*Provided records*:
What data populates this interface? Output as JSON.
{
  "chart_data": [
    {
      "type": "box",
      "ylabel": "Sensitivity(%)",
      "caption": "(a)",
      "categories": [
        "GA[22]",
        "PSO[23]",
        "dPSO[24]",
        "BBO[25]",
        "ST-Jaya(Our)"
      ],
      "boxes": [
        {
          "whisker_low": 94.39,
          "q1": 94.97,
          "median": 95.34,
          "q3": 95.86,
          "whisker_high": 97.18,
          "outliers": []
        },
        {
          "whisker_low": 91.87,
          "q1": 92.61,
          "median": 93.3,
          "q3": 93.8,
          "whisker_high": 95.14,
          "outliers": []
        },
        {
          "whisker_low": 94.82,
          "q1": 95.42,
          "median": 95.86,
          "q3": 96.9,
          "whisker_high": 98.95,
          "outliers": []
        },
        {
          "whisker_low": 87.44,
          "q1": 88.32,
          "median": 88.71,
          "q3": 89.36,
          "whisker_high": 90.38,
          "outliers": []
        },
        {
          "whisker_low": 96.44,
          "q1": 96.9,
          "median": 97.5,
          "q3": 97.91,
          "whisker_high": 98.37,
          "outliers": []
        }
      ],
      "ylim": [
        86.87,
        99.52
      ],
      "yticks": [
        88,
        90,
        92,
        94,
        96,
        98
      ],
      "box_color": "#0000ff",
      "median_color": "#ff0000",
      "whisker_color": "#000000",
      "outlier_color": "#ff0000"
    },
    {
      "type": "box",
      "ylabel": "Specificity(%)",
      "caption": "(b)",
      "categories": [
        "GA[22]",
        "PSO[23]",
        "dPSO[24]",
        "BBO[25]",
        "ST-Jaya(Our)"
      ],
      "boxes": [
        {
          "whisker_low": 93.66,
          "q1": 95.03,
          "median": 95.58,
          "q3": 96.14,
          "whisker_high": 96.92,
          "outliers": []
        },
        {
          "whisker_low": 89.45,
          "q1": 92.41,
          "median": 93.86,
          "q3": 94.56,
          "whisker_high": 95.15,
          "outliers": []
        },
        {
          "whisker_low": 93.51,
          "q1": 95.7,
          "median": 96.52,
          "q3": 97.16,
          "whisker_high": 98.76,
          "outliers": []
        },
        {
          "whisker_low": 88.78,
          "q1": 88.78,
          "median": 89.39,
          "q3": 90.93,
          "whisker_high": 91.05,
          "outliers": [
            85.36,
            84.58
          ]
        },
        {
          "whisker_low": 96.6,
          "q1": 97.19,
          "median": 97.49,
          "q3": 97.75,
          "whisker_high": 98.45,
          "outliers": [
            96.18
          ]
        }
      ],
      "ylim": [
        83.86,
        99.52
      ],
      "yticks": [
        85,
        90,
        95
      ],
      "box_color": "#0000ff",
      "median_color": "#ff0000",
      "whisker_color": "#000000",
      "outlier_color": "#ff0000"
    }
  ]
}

*Required work*: The entries above should be repeated exactly, every one of them.

*Written reply*:
What data populates this interface? Output as JSON.
{
  "chart_data": [
    {
      "type": "box",
      "ylabel": "Sensitivity(%)",
      "caption": "(a)",
      "categories": [
        "GA[22]",
        "PSO[23]",
        "dPSO[24]",
        "BBO[25]",
        "ST-Jaya(Our)"
      ],
      "boxes": [
        {
          "whisker_low": 94.39,
          "q1": 94.97,
          "median": 95.34,
          "q3": 95.86,
          "whisker_high": 97.18,
          "outliers": []
        },
        {
          "whisker_low": 91.87,
          "q1": 92.61,
          "median": 93.3,
          "q3": 93.8,
          "whisker_high": 95.14,
          "outliers": []
        },
        {
          "whisker_low": 94.82,
          "q1": 95.42,
          "median": 95.86,
          "q3": 96.9,
          "whisker_high": 98.95,
          "outliers": []
        },
        {
          "whisker_low": 87.44,
          "q1": 88.32,
          "median": 88.71,
          "q3": 89.36,
          "whisker_high": 90.38,
          "outliers": []
        },
        {
          "whisker_low": 96.44,
          "q1": 96.9,
          "median": 97.5,
          "q3": 97.91,
          "whisker_high": 98.37,
          "outliers": []
        }
      ],
      "ylim": [
        86.87,
        99.52
      ],
      "yticks": [
        88,
        90,
        92,
        94,
        96,
        98
      ],
      "box_color": "#0000ff",
      "median_color": "#ff0000",
      "whisker_color": "#000000",
      "outlier_color": "#ff0000"
    },
    {
      "type": "box",
      "ylabel": "Specificity(%)",
      "caption": "(b)",
      "categories": [
        "GA[22]",
        "PSO[23]",
        "dPSO[24]",
        "BBO[25]",
        "ST-Jaya(Our)"
      ],
      "boxes": [
        {
          "whisker_low": 93.66,
          "q1": 95.03,
          "median": 95.58,
          "q3": 96.14,
          "whisker_high": 96.92,
          "outliers": []
        },
        {
          "whisker_low": 89.45,
          "q1": 92.41,
          "median": 93.86,
          "q3": 94.56,
          "whisker_high": 95.15,
          "outliers": []
        },
        {
          "whisker_low": 93.51,
          "q1": 95.7,
          "median": 96.52,
          "q3": 97.16,
          "whisker_high": 98.76,
          "outliers": []
        },
        {
          "whisker_low": 88.78,
          "q1": 88.78,
          "median": 89.39,
          "q3": 90.93,
          "whisker_high": 91.05,
          "outliers": [
            85.36,
            84.58
          ]
        },
        {
          "whisker_low": 96.6,
          "q1": 97.19,
          "median": 97.49,
          "q3": 97.75,
          "whisker_high": 98.45,
          "outliers": [
            96.18
          ]
        }
      ],
      "ylim": [
        83.86,
        99.52
      ],
      "yticks": [
        85,
        90,
        95
      ],
      "box_color": "#0000ff",
      "median_color": "#ff0000",
      "whisker_color": "#000000",
      "outlier_color": "#ff0000"
    }
  ]
}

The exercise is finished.